PROVIDED PASSAGE ->
People seem to be acting as if the decision to stop Gaddafi from killing his own people was an easy, black or white decision. Tough decisions are simply never that clear or easy, if they were, this would have happened close to two weeks ago, when the Libyan Dictator decided to begin the genocide against his own people.
As such, the decision is simply very black and white to anyone that has a high regard for human life above all. If one life is precious, no leader of any country should be allowed to use the weapons supposedly purchased for defending the country from those outside, against his own people. It is not only criminal, but it is a battle no civilian group in the world can expect to survive or even fight against
The problem is that there are not only no rules, but there is the question of who gets to make them? The United Nations, much like most multilateral organizations like it, has always been quite a failure about assuming its proper role in the world. It failed to act in Cambodia, went in too late in Bosnia and has failed to even speak in too many other cases.

WORK TASK ->
In the passage on stopping Gaddafi, where does it say the United Nations went in too late?

GIVEN DATA ->
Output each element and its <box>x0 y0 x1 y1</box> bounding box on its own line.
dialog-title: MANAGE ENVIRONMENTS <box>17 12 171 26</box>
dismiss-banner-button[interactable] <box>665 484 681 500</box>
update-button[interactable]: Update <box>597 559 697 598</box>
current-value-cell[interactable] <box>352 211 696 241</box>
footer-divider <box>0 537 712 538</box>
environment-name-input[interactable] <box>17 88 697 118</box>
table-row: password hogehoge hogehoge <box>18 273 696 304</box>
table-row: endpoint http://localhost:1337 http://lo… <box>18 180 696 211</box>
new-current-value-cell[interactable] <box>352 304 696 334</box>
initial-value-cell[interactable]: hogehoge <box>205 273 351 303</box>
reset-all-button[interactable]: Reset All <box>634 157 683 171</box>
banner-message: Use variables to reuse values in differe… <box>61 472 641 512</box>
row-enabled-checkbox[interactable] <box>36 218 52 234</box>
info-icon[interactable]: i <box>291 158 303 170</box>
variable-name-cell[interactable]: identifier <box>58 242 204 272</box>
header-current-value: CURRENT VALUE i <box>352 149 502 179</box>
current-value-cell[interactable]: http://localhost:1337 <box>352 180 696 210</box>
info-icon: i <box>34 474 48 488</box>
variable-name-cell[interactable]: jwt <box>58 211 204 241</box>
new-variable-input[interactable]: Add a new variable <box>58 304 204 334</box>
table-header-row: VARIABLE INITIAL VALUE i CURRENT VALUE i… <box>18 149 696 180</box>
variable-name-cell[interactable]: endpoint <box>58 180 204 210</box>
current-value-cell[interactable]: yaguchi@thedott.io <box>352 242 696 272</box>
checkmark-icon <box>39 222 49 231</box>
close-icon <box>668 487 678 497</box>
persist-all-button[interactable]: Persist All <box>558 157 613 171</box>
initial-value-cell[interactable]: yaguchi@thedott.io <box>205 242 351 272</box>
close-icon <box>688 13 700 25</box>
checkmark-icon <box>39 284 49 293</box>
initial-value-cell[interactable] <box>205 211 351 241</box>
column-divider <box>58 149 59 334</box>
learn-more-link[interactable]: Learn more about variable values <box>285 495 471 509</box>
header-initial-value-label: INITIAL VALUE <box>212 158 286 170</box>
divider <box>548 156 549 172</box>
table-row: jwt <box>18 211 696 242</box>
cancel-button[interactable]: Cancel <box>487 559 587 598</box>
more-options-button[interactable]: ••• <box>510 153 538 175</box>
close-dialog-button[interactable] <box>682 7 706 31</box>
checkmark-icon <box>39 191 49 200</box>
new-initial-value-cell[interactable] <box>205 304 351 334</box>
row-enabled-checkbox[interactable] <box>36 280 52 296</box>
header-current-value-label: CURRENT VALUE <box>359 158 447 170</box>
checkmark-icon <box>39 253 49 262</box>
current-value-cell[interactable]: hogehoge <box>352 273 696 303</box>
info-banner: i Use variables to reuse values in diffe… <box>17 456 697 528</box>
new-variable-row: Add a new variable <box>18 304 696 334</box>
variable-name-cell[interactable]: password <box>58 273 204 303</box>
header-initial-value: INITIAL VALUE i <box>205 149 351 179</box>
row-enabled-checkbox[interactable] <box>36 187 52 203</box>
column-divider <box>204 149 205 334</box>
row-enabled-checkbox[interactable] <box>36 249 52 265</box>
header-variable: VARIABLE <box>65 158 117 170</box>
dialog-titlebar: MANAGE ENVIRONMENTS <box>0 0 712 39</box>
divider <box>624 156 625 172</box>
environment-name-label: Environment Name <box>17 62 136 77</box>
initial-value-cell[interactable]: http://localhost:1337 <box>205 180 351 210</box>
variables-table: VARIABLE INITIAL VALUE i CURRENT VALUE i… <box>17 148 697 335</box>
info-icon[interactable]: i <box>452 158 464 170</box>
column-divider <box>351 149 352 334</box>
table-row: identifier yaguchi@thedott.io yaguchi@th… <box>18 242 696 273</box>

TASK ANSWER ->
Bosnia.